╭──

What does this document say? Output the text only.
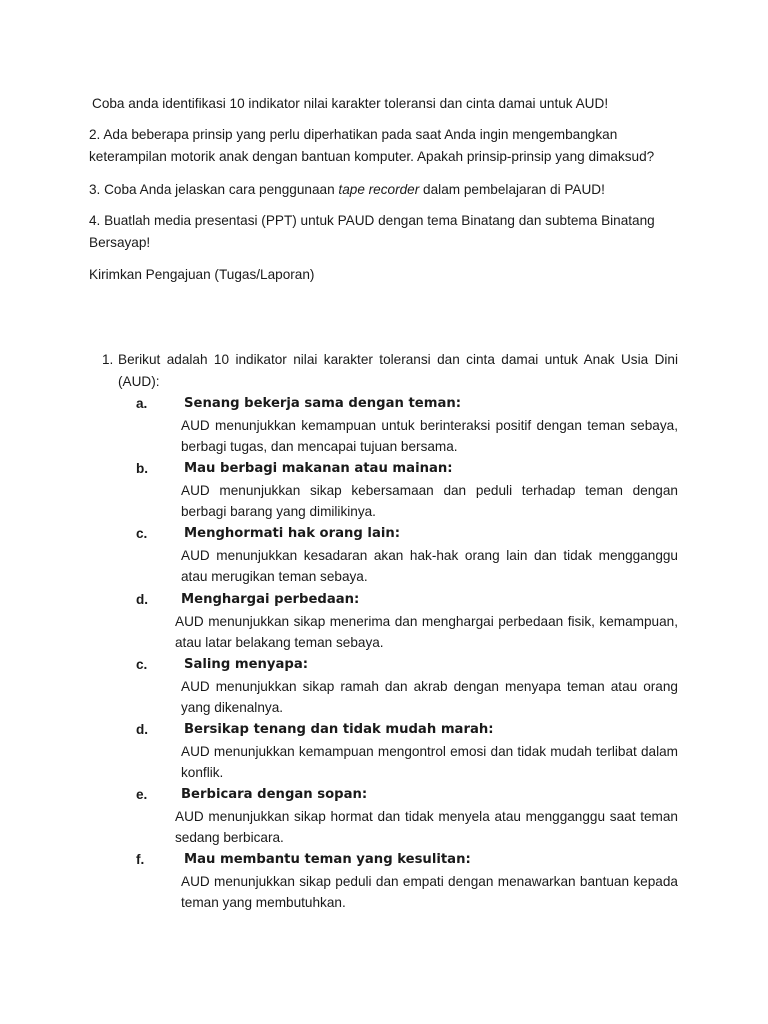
Coba anda identifikasi 10 indikator nilai karakter toleransi dan cinta damai untuk AUD!

2. Ada beberapa prinsip yang perlu diperhatikan pada saat Anda ingin mengembangkan keterampilan motorik anak dengan bantuan komputer. Apakah prinsip-prinsip yang dimaksud?

3. Coba Anda jelaskan cara penggunaan tape recorder dalam pembelajaran di PAUD!

4. Buatlah media presentasi (PPT) untuk PAUD dengan tema Binatang dan subtema Binatang Bersayap!

Kirimkan Pengajuan (Tugas/Laporan)

1. Berikut adalah 10 indikator nilai karakter toleransi dan cinta damai untuk Anak Usia Dini (AUD):

a.	Senang bekerja sama dengan teman:

AUD menunjukkan kemampuan untuk berinteraksi positif dengan teman sebaya, berbagi tugas, dan mencapai tujuan bersama.

b.	Mau berbagi makanan atau mainan:

AUD menunjukkan sikap kebersamaan dan peduli terhadap teman dengan berbagi barang yang dimilikinya.

c.	Menghormati hak orang lain:

AUD menunjukkan kesadaran akan hak-hak orang lain dan tidak mengganggu atau merugikan teman sebaya.

d. Menghargai perbedaan:

AUD menunjukkan sikap menerima dan menghargai perbedaan fisik, kemampuan, atau latar belakang teman sebaya.

c.	Saling menyapa:

AUD menunjukkan sikap ramah dan akrab dengan menyapa teman atau orang yang dikenalnya.

d.	Bersikap tenang dan tidak mudah marah:

AUD menunjukkan kemampuan mengontrol emosi dan tidak mudah terlibat dalam konflik.

e.	Berbicara dengan sopan:

AUD menunjukkan sikap hormat dan tidak menyela atau mengganggu saat teman sedang berbicara.

f.	Mau membantu teman yang kesulitan:

AUD menunjukkan sikap peduli dan empati dengan menawarkan bantuan kepada teman yang membutuhkan.
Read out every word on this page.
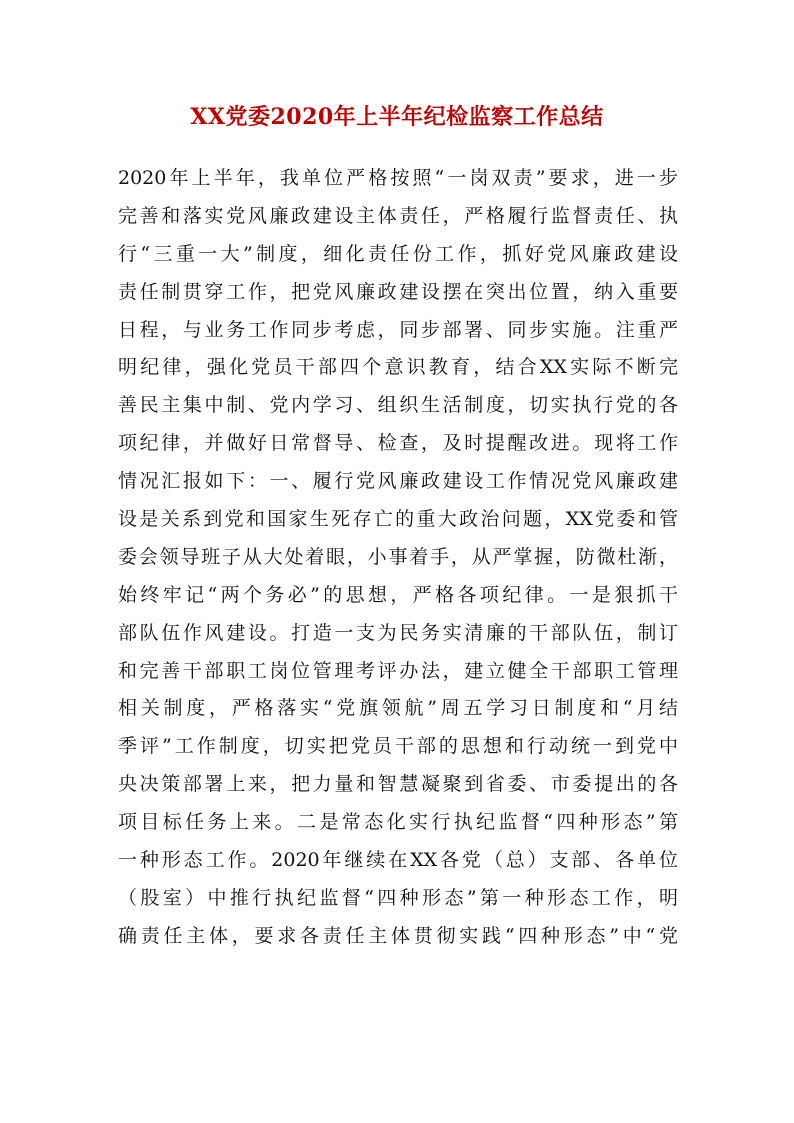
XX党委2020年上半年纪检监察工作总结
2020年上半年，我单位严格按照“一岗双责”要求，进一步
完善和落实党风廉政建设主体责任，严格履行监督责任、执
行“三重一大”制度，细化责任份工作，抓好党风廉政建设
责任制贯穿工作，把党风廉政建设摆在突出位置，纳入重要
日程，与业务工作同步考虑，同步部署、同步实施。注重严
明纪律，强化党员干部四个意识教育，结合XX实际不断完
善民主集中制、党内学习、组织生活制度，切实执行党的各
项纪律，并做好日常督导、检查，及时提醒改进。现将工作
情况汇报如下：一、履行党风廉政建设工作情况党风廉政建
设是关系到党和国家生死存亡的重大政治问题，XX党委和管
委会领导班子从大处着眼，小事着手，从严掌握，防微杜渐，
始终牢记“两个务必”的思想，严格各项纪律。一是狠抓干
部队伍作风建设。打造一支为民务实清廉的干部队伍，制订
和完善干部职工岗位管理考评办法，建立健全干部职工管理
相关制度，严格落实“党旗领航”周五学习日制度和“月结
季评”工作制度，切实把党员干部的思想和行动统一到党中
央决策部署上来，把力量和智慧凝聚到省委、市委提出的各
项目标任务上来。二是常态化实行执纪监督“四种形态”第
一种形态工作。2020年继续在XX各党（总）支部、各单位
（股室）中推行执纪监督“四种形态”第一种形态工作，明
确责任主体，要求各责任主体贯彻实践“四种形态”中“党
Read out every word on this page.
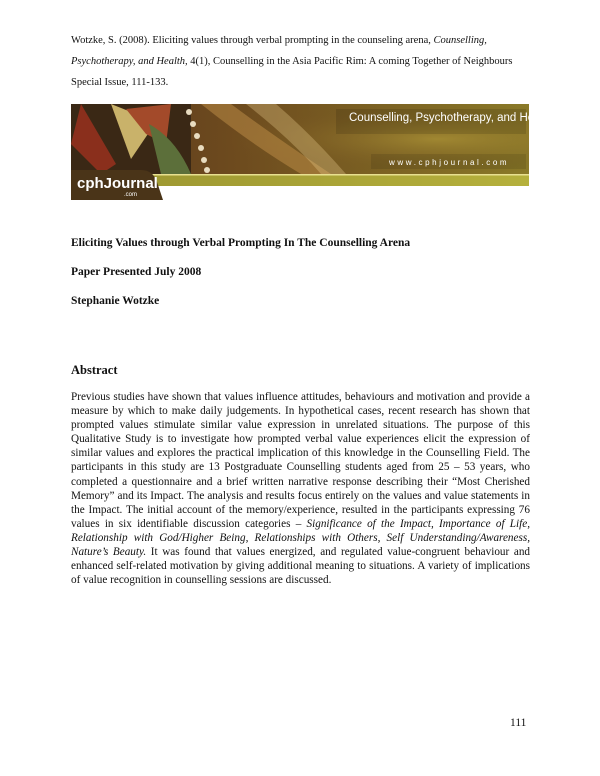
Wotzke, S. (2008). Eliciting values through verbal prompting in the counseling arena, Counselling, Psychotherapy, and Health, 4(1), Counselling in the Asia Pacific Rim: A coming Together of Neighbours Special Issue, 111-133.
Counselling, Psychotherapy, and Health
www.cphjournal.com
cphJournal
.com
Eliciting Values through Verbal Prompting In The Counselling Arena
Paper Presented July 2008
Stephanie Wotzke
Abstract
Previous studies have shown that values influence attitudes, behaviours and motivation and provide a measure by which to make daily judgements. In hypothetical cases, recent research has shown that prompted values stimulate similar value expression in unrelated situations. The purpose of this Qualitative Study is to investigate how prompted verbal value experiences elicit the expression of similar values and explores the practical implication of this knowledge in the Counselling Field. The participants in this study are 13 Postgraduate Counselling students aged from 25 – 53 years, who completed a questionnaire and a brief written narrative response describing their “Most Cherished Memory” and its Impact. The analysis and results focus entirely on the values and value statements in the Impact. The initial account of the memory/experience, resulted in the participants expressing 76 values in six identifiable discussion categories – Significance of the Impact, Importance of Life, Relationship with God/Higher Being, Relationships with Others, Self Understanding/Awareness, Nature’s Beauty. It was found that values energized, and regulated value-congruent behaviour and enhanced self-related motivation by giving additional meaning to situations. A variety of implications of value recognition in counselling sessions are discussed.
111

╰──

WHAT TO DO
Set down every entry word for word, but omit the pictures.

FINAL ANSWER
What does this document say? Output the text only.
Coba anda identifikasi 10 indikator nilai karakter toleransi dan cinta damai untuk AUD!

2. Ada beberapa prinsip yang perlu diperhatikan pada saat Anda ingin mengembangkan keterampilan motorik anak dengan bantuan komputer. Apakah prinsip-prinsip yang dimaksud?

3. Coba Anda jelaskan cara penggunaan tape recorder dalam pembelajaran di PAUD!

4. Buatlah media presentasi (PPT) untuk PAUD dengan tema Binatang dan subtema Binatang Bersayap!

Kirimkan Pengajuan (Tugas/Laporan)

1. Berikut adalah 10 indikator nilai karakter toleransi dan cinta damai untuk Anak Usia Dini (AUD):

a.	Senang bekerja sama dengan teman:

AUD menunjukkan kemampuan untuk berinteraksi positif dengan teman sebaya, berbagi tugas, dan mencapai tujuan bersama.

b.	Mau berbagi makanan atau mainan:

AUD menunjukkan sikap kebersamaan dan peduli terhadap teman dengan berbagi barang yang dimilikinya.

c.	Menghormati hak orang lain:

AUD menunjukkan kesadaran akan hak-hak orang lain dan tidak mengganggu atau merugikan teman sebaya.

d. Menghargai perbedaan:

AUD menunjukkan sikap menerima dan menghargai perbedaan fisik, kemampuan, atau latar belakang teman sebaya.

c.	Saling menyapa:

AUD menunjukkan sikap ramah dan akrab dengan menyapa teman atau orang yang dikenalnya.

d.	Bersikap tenang dan tidak mudah marah:

AUD menunjukkan kemampuan mengontrol emosi dan tidak mudah terlibat dalam konflik.

e.	Berbicara dengan sopan:

AUD menunjukkan sikap hormat dan tidak menyela atau mengganggu saat teman sedang berbicara.

f.	Mau membantu teman yang kesulitan:

AUD menunjukkan sikap peduli dan empati dengan menawarkan bantuan kepada teman yang membutuhkan.
Read out every word on this page.
XX党委2020年上半年纪检监察工作总结
2020年上半年，我单位严格按照“一岗双责”要求，进一步
完善和落实党风廉政建设主体责任，严格履行监督责任、执
行“三重一大”制度，细化责任份工作，抓好党风廉政建设
责任制贯穿工作，把党风廉政建设摆在突出位置，纳入重要
日程，与业务工作同步考虑，同步部署、同步实施。注重严
明纪律，强化党员干部四个意识教育，结合XX实际不断完
善民主集中制、党内学习、组织生活制度，切实执行党的各
项纪律，并做好日常督导、检查，及时提醒改进。现将工作
情况汇报如下：一、履行党风廉政建设工作情况党风廉政建
设是关系到党和国家生死存亡的重大政治问题，XX党委和管
委会领导班子从大处着眼，小事着手，从严掌握，防微杜渐，
始终牢记“两个务必”的思想，严格各项纪律。一是狠抓干
部队伍作风建设。打造一支为民务实清廉的干部队伍，制订
和完善干部职工岗位管理考评办法，建立健全干部职工管理
相关制度，严格落实“党旗领航”周五学习日制度和“月结
季评”工作制度，切实把党员干部的思想和行动统一到党中
央决策部署上来，把力量和智慧凝聚到省委、市委提出的各
项目标任务上来。二是常态化实行执纪监督“四种形态”第
一种形态工作。2020年继续在XX各党（总）支部、各单位
（股室）中推行执纪监督“四种形态”第一种形态工作，明
确责任主体，要求各责任主体贯彻实践“四种形态”中“党
Read out every word on this page.
Wotzke, S. (2008). Eliciting values through verbal prompting in the counseling arena, Counselling, Psychotherapy, and Health, 4(1), Counselling in the Asia Pacific Rim: A coming Together of Neighbours Special Issue, 111-133.
Counselling, Psychotherapy, and Health
www.cphjournal.com
cphJournal
.com
Eliciting Values through Verbal Prompting In The Counselling Arena
Paper Presented July 2008
Stephanie Wotzke
Abstract
Previous studies have shown that values influence attitudes, behaviours and motivation and provide a measure by which to make daily judgements. In hypothetical cases, recent research has shown that prompted values stimulate similar value expression in unrelated situations. The purpose of this Qualitative Study is to investigate how prompted verbal value experiences elicit the expression of similar values and explores the practical implication of this knowledge in the Counselling Field. The participants in this study are 13 Postgraduate Counselling students aged from 25 – 53 years, who completed a questionnaire and a brief written narrative response describing their “Most Cherished Memory” and its Impact. The analysis and results focus entirely on the values and value statements in the Impact. The initial account of the memory/experience, resulted in the participants expressing 76 values in six identifiable discussion categories – Significance of the Impact, Importance of Life, Relationship with God/Higher Being, Relationships with Others, Self Understanding/Awareness, Nature’s Beauty. It was found that values energized, and regulated value-congruent behaviour and enhanced self-related motivation by giving additional meaning to situations. A variety of implications of value recognition in counselling sessions are discussed.
111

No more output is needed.